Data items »
══════

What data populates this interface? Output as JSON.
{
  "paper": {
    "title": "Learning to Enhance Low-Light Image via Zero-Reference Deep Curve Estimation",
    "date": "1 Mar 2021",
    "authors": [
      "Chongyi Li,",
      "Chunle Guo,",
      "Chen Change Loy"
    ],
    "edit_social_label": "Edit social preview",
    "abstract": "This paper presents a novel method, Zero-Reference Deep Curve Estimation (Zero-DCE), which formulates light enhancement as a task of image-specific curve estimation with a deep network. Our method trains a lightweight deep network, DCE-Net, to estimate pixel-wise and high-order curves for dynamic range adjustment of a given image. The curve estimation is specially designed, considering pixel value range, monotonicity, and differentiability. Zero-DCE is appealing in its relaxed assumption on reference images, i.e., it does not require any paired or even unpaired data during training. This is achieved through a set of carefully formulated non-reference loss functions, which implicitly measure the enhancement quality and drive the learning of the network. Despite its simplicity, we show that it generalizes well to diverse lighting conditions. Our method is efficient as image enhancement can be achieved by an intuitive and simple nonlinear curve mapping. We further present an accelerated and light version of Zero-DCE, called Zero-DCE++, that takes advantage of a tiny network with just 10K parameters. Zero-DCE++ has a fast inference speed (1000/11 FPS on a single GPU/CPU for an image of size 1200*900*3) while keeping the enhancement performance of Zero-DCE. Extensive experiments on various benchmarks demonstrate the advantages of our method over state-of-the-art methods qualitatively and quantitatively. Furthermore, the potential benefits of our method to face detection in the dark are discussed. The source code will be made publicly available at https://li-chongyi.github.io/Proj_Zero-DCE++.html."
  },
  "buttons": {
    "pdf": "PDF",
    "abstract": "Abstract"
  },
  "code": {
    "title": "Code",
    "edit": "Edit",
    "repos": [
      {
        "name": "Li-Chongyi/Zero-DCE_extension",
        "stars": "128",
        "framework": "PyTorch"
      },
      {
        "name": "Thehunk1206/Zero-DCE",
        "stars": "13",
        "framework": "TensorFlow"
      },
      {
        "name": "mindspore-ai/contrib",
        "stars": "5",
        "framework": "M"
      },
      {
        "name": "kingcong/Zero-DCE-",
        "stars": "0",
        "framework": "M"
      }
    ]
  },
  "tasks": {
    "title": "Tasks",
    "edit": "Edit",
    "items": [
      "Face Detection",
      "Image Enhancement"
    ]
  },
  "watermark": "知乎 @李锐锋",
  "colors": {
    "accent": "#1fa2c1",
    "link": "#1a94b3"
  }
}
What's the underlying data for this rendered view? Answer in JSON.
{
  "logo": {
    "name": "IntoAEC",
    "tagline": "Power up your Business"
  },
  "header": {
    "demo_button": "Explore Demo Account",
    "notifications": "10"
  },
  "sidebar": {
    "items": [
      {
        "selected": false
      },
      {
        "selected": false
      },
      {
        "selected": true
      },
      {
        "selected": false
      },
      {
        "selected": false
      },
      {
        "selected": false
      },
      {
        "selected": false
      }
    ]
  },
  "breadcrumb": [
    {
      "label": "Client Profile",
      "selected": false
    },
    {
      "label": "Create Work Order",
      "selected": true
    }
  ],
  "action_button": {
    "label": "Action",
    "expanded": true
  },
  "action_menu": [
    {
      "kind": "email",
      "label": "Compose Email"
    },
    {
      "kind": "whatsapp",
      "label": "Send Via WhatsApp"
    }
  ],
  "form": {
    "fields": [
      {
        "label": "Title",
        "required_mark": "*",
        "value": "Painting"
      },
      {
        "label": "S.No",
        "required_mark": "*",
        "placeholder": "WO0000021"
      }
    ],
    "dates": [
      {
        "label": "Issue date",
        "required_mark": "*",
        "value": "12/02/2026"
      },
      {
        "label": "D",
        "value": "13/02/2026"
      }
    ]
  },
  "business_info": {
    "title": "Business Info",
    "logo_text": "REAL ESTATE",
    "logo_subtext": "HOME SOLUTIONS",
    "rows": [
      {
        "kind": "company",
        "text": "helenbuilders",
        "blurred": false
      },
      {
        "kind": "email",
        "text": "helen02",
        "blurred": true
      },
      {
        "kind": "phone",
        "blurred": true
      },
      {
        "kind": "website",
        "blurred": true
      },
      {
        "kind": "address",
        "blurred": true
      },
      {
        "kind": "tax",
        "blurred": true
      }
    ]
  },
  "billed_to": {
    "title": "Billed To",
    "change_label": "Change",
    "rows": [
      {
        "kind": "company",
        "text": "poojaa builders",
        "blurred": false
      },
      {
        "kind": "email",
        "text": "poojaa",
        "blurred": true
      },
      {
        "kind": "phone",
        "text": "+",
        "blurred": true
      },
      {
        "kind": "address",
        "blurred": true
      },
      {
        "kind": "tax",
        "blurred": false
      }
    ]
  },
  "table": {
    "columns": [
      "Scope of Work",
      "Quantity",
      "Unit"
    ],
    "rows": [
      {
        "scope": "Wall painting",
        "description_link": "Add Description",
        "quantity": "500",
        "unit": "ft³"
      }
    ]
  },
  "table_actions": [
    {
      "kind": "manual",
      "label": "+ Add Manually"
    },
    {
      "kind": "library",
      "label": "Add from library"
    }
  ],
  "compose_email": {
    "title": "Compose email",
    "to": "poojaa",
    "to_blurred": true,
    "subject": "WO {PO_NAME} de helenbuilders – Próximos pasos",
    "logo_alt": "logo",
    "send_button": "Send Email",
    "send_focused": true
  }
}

══════

Exercise aim » The records above must be repeated exactly, every one of them.

Correct answer »
What data populates this interface? Output as JSON.
{
  "paper": {
    "title": "Learning to Enhance Low-Light Image via Zero-Reference Deep Curve Estimation",
    "date": "1 Mar 2021",
    "authors": [
      "Chongyi Li,",
      "Chunle Guo,",
      "Chen Change Loy"
    ],
    "edit_social_label": "Edit social preview",
    "abstract": "This paper presents a novel method, Zero-Reference Deep Curve Estimation (Zero-DCE), which formulates light enhancement as a task of image-specific curve estimation with a deep network. Our method trains a lightweight deep network, DCE-Net, to estimate pixel-wise and high-order curves for dynamic range adjustment of a given image. The curve estimation is specially designed, considering pixel value range, monotonicity, and differentiability. Zero-DCE is appealing in its relaxed assumption on reference images, i.e., it does not require any paired or even unpaired data during training. This is achieved through a set of carefully formulated non-reference loss functions, which implicitly measure the enhancement quality and drive the learning of the network. Despite its simplicity, we show that it generalizes well to diverse lighting conditions. Our method is efficient as image enhancement can be achieved by an intuitive and simple nonlinear curve mapping. We further present an accelerated and light version of Zero-DCE, called Zero-DCE++, that takes advantage of a tiny network with just 10K parameters. Zero-DCE++ has a fast inference speed (1000/11 FPS on a single GPU/CPU for an image of size 1200*900*3) while keeping the enhancement performance of Zero-DCE. Extensive experiments on various benchmarks demonstrate the advantages of our method over state-of-the-art methods qualitatively and quantitatively. Furthermore, the potential benefits of our method to face detection in the dark are discussed. The source code will be made publicly available at https://li-chongyi.github.io/Proj_Zero-DCE++.html."
  },
  "buttons": {
    "pdf": "PDF",
    "abstract": "Abstract"
  },
  "code": {
    "title": "Code",
    "edit": "Edit",
    "repos": [
      {
        "name": "Li-Chongyi/Zero-DCE_extension",
        "stars": "128",
        "framework": "PyTorch"
      },
      {
        "name": "Thehunk1206/Zero-DCE",
        "stars": "13",
        "framework": "TensorFlow"
      },
      {
        "name": "mindspore-ai/contrib",
        "stars": "5",
        "framework": "M"
      },
      {
        "name": "kingcong/Zero-DCE-",
        "stars": "0",
        "framework": "M"
      }
    ]
  },
  "tasks": {
    "title": "Tasks",
    "edit": "Edit",
    "items": [
      "Face Detection",
      "Image Enhancement"
    ]
  },
  "watermark": "知乎 @李锐锋",
  "colors": {
    "accent": "#1fa2c1",
    "link": "#1a94b3"
  }
}
What's the underlying data for this rendered view? Answer in JSON.
{
  "logo": {
    "name": "IntoAEC",
    "tagline": "Power up your Business"
  },
  "header": {
    "demo_button": "Explore Demo Account",
    "notifications": "10"
  },
  "sidebar": {
    "items": [
      {
        "selected": false
      },
      {
        "selected": false
      },
      {
        "selected": true
      },
      {
        "selected": false
      },
      {
        "selected": false
      },
      {
        "selected": false
      },
      {
        "selected": false
      }
    ]
  },
  "breadcrumb": [
    {
      "label": "Client Profile",
      "selected": false
    },
    {
      "label": "Create Work Order",
      "selected": true
    }
  ],
  "action_button": {
    "label": "Action",
    "expanded": true
  },
  "action_menu": [
    {
      "kind": "email",
      "label": "Compose Email"
    },
    {
      "kind": "whatsapp",
      "label": "Send Via WhatsApp"
    }
  ],
  "form": {
    "fields": [
      {
        "label": "Title",
        "required_mark": "*",
        "value": "Painting"
      },
      {
        "label": "S.No",
        "required_mark": "*",
        "placeholder": "WO0000021"
      }
    ],
    "dates": [
      {
        "label": "Issue date",
        "required_mark": "*",
        "value": "12/02/2026"
      },
      {
        "label": "D",
        "value": "13/02/2026"
      }
    ]
  },
  "business_info": {
    "title": "Business Info",
    "logo_text": "REAL ESTATE",
    "logo_subtext": "HOME SOLUTIONS",
    "rows": [
      {
        "kind": "company",
        "text": "helenbuilders",
        "blurred": false
      },
      {
        "kind": "email",
        "text": "helen02",
        "blurred": true
      },
      {
        "kind": "phone",
        "blurred": true
      },
      {
        "kind": "website",
        "blurred": true
      },
      {
        "kind": "address",
        "blurred": true
      },
      {
        "kind": "tax",
        "blurred": true
      }
    ]
  },
  "billed_to": {
    "title": "Billed To",
    "change_label": "Change",
    "rows": [
      {
        "kind": "company",
        "text": "poojaa builders",
        "blurred": false
      },
      {
        "kind": "email",
        "text": "poojaa",
        "blurred": true
      },
      {
        "kind": "phone",
        "text": "+",
        "blurred": true
      },
      {
        "kind": "address",
        "blurred": true
      },
      {
        "kind": "tax",
        "blurred": false
      }
    ]
  },
  "table": {
    "columns": [
      "Scope of Work",
      "Quantity",
      "Unit"
    ],
    "rows": [
      {
        "scope": "Wall painting",
        "description_link": "Add Description",
        "quantity": "500",
        "unit": "ft³"
      }
    ]
  },
  "table_actions": [
    {
      "kind": "manual",
      "label": "+ Add Manually"
    },
    {
      "kind": "library",
      "label": "Add from library"
    }
  ],
  "compose_email": {
    "title": "Compose email",
    "to": "poojaa",
    "to_blurred": true,
    "subject": "WO {PO_NAME} de helenbuilders – Próximos pasos",
    "logo_alt": "logo",
    "send_button": "Send Email",
    "send_focused": true
  }
}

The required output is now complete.